REQUIRED WORK: Emit the entire listing verbatim.
▬▬▬
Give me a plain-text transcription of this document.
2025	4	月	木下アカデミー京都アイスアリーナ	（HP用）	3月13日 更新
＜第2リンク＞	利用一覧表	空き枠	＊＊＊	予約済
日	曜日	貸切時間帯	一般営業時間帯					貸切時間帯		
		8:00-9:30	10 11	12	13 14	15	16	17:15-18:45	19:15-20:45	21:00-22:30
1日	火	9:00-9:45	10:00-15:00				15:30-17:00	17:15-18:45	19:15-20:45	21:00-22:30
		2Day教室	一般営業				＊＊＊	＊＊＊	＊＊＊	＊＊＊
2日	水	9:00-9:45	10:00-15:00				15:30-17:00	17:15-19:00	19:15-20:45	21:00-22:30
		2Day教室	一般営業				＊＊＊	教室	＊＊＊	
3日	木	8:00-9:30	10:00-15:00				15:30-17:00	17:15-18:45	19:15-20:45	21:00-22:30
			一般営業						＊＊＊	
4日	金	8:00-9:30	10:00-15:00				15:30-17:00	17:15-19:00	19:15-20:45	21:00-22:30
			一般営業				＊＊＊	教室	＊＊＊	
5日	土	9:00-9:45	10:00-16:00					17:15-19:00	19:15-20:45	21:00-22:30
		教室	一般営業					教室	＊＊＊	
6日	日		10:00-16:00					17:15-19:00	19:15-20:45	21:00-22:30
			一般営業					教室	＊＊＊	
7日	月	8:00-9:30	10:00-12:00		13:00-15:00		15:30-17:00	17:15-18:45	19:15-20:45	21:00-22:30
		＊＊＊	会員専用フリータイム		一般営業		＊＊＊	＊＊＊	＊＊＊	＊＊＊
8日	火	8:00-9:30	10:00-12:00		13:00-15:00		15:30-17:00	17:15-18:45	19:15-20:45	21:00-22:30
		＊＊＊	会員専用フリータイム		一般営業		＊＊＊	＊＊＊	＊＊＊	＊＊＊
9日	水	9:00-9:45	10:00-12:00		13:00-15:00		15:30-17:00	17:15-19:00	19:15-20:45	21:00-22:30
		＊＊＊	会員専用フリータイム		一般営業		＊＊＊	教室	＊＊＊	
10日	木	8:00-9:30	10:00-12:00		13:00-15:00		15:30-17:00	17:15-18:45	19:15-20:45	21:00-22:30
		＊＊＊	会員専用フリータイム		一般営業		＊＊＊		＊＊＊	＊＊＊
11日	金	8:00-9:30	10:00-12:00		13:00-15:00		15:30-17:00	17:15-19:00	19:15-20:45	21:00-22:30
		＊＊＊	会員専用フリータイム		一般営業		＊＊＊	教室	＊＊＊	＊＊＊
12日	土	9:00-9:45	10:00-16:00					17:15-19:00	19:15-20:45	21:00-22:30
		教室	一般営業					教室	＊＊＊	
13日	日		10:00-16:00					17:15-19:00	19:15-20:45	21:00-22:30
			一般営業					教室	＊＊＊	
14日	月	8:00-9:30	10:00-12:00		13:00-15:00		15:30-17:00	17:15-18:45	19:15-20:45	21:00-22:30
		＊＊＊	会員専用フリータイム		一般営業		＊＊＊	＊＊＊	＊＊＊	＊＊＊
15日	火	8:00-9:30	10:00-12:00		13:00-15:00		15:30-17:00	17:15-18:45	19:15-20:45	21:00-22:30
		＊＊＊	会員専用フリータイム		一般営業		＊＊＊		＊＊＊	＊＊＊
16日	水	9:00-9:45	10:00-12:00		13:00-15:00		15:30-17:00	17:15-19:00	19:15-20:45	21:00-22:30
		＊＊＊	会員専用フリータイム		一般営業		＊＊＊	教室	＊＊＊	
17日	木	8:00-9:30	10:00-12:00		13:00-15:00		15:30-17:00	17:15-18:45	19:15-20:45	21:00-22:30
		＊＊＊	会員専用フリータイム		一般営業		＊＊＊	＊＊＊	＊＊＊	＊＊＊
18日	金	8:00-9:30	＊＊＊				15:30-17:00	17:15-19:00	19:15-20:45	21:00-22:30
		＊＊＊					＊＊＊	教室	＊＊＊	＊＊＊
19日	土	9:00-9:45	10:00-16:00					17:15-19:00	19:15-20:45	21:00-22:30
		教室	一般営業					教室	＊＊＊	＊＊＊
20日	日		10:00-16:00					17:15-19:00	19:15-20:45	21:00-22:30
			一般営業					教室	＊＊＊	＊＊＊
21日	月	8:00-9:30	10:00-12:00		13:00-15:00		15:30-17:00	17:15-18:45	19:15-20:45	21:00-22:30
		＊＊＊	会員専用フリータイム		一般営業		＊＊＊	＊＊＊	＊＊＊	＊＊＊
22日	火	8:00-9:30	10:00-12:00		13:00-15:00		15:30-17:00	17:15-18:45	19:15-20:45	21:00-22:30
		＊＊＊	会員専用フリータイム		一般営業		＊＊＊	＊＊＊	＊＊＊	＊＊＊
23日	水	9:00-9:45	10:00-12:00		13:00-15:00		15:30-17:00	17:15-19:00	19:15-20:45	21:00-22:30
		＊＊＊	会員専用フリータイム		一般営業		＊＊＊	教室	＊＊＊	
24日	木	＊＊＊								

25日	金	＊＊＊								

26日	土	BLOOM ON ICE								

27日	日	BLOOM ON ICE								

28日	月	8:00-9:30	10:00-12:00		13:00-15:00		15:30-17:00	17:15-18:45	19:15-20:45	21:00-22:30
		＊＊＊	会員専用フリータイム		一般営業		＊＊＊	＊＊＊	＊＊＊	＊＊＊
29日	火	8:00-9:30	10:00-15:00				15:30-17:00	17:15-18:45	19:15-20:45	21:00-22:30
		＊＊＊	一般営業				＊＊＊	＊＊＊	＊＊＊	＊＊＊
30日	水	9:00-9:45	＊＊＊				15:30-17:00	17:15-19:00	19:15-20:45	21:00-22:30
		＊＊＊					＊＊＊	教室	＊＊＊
▬▬▬
RESULT OF THIS EXERCISE:
Give me a plain-text transcription of this document.
2025	4	月	木下アカデミー京都アイスアリーナ	（HP用）	3月13日 更新
＜第2リンク＞	利用一覧表	空き枠	＊＊＊	予約済
日	曜日	貸切時間帯	一般営業時間帯					貸切時間帯		
		8:00-9:30	10 11	12	13 14	15	16	17:15-18:45	19:15-20:45	21:00-22:30
1日	火	9:00-9:45	10:00-15:00				15:30-17:00	17:15-18:45	19:15-20:45	21:00-22:30
		2Day教室	一般営業				＊＊＊	＊＊＊	＊＊＊	＊＊＊
2日	水	9:00-9:45	10:00-15:00				15:30-17:00	17:15-19:00	19:15-20:45	21:00-22:30
		2Day教室	一般営業				＊＊＊	教室	＊＊＊	
3日	木	8:00-9:30	10:00-15:00				15:30-17:00	17:15-18:45	19:15-20:45	21:00-22:30
			一般営業						＊＊＊	
4日	金	8:00-9:30	10:00-15:00				15:30-17:00	17:15-19:00	19:15-20:45	21:00-22:30
			一般営業				＊＊＊	教室	＊＊＊	
5日	土	9:00-9:45	10:00-16:00					17:15-19:00	19:15-20:45	21:00-22:30
		教室	一般営業					教室	＊＊＊	
6日	日		10:00-16:00					17:15-19:00	19:15-20:45	21:00-22:30
			一般営業					教室	＊＊＊	
7日	月	8:00-9:30	10:00-12:00		13:00-15:00		15:30-17:00	17:15-18:45	19:15-20:45	21:00-22:30
		＊＊＊	会員専用フリータイム		一般営業		＊＊＊	＊＊＊	＊＊＊	＊＊＊
8日	火	8:00-9:30	10:00-12:00		13:00-15:00		15:30-17:00	17:15-18:45	19:15-20:45	21:00-22:30
		＊＊＊	会員専用フリータイム		一般営業		＊＊＊	＊＊＊	＊＊＊	＊＊＊
9日	水	9:00-9:45	10:00-12:00		13:00-15:00		15:30-17:00	17:15-19:00	19:15-20:45	21:00-22:30
		＊＊＊	会員専用フリータイム		一般営業		＊＊＊	教室	＊＊＊	
10日	木	8:00-9:30	10:00-12:00		13:00-15:00		15:30-17:00	17:15-18:45	19:15-20:45	21:00-22:30
		＊＊＊	会員専用フリータイム		一般営業		＊＊＊		＊＊＊	＊＊＊
11日	金	8:00-9:30	10:00-12:00		13:00-15:00		15:30-17:00	17:15-19:00	19:15-20:45	21:00-22:30
		＊＊＊	会員専用フリータイム		一般営業		＊＊＊	教室	＊＊＊	＊＊＊
12日	土	9:00-9:45	10:00-16:00					17:15-19:00	19:15-20:45	21:00-22:30
		教室	一般営業					教室	＊＊＊	
13日	日		10:00-16:00					17:15-19:00	19:15-20:45	21:00-22:30
			一般営業					教室	＊＊＊	
14日	月	8:00-9:30	10:00-12:00		13:00-15:00		15:30-17:00	17:15-18:45	19:15-20:45	21:00-22:30
		＊＊＊	会員専用フリータイム		一般営業		＊＊＊	＊＊＊	＊＊＊	＊＊＊
15日	火	8:00-9:30	10:00-12:00		13:00-15:00		15:30-17:00	17:15-18:45	19:15-20:45	21:00-22:30
		＊＊＊	会員専用フリータイム		一般営業		＊＊＊		＊＊＊	＊＊＊
16日	水	9:00-9:45	10:00-12:00		13:00-15:00		15:30-17:00	17:15-19:00	19:15-20:45	21:00-22:30
		＊＊＊	会員専用フリータイム		一般営業		＊＊＊	教室	＊＊＊	
17日	木	8:00-9:30	10:00-12:00		13:00-15:00		15:30-17:00	17:15-18:45	19:15-20:45	21:00-22:30
		＊＊＊	会員専用フリータイム		一般営業		＊＊＊	＊＊＊	＊＊＊	＊＊＊
18日	金	8:00-9:30	＊＊＊				15:30-17:00	17:15-19:00	19:15-20:45	21:00-22:30
		＊＊＊					＊＊＊	教室	＊＊＊	＊＊＊
19日	土	9:00-9:45	10:00-16:00					17:15-19:00	19:15-20:45	21:00-22:30
		教室	一般営業					教室	＊＊＊	＊＊＊
20日	日		10:00-16:00					17:15-19:00	19:15-20:45	21:00-22:30
			一般営業					教室	＊＊＊	＊＊＊
21日	月	8:00-9:30	10:00-12:00		13:00-15:00		15:30-17:00	17:15-18:45	19:15-20:45	21:00-22:30
		＊＊＊	会員専用フリータイム		一般営業		＊＊＊	＊＊＊	＊＊＊	＊＊＊
22日	火	8:00-9:30	10:00-12:00		13:00-15:00		15:30-17:00	17:15-18:45	19:15-20:45	21:00-22:30
		＊＊＊	会員専用フリータイム		一般営業		＊＊＊	＊＊＊	＊＊＊	＊＊＊
23日	水	9:00-9:45	10:00-12:00		13:00-15:00		15:30-17:00	17:15-19:00	19:15-20:45	21:00-22:30
		＊＊＊	会員専用フリータイム		一般営業		＊＊＊	教室	＊＊＊	
24日	木	＊＊＊								

25日	金	＊＊＊								

26日	土	BLOOM ON ICE								

27日	日	BLOOM ON ICE								

28日	月	8:00-9:30	10:00-12:00		13:00-15:00		15:30-17:00	17:15-18:45	19:15-20:45	21:00-22:30
		＊＊＊	会員専用フリータイム		一般営業		＊＊＊	＊＊＊	＊＊＊	＊＊＊
29日	火	8:00-9:30	10:00-15:00				15:30-17:00	17:15-18:45	19:15-20:45	21:00-22:30
		＊＊＊	一般営業				＊＊＊	＊＊＊	＊＊＊	＊＊＊
30日	水	9:00-9:45	＊＊＊				15:30-17:00	17:15-19:00	19:15-20:45	21:00-22:30
		＊＊＊					＊＊＊	教室	＊＊＊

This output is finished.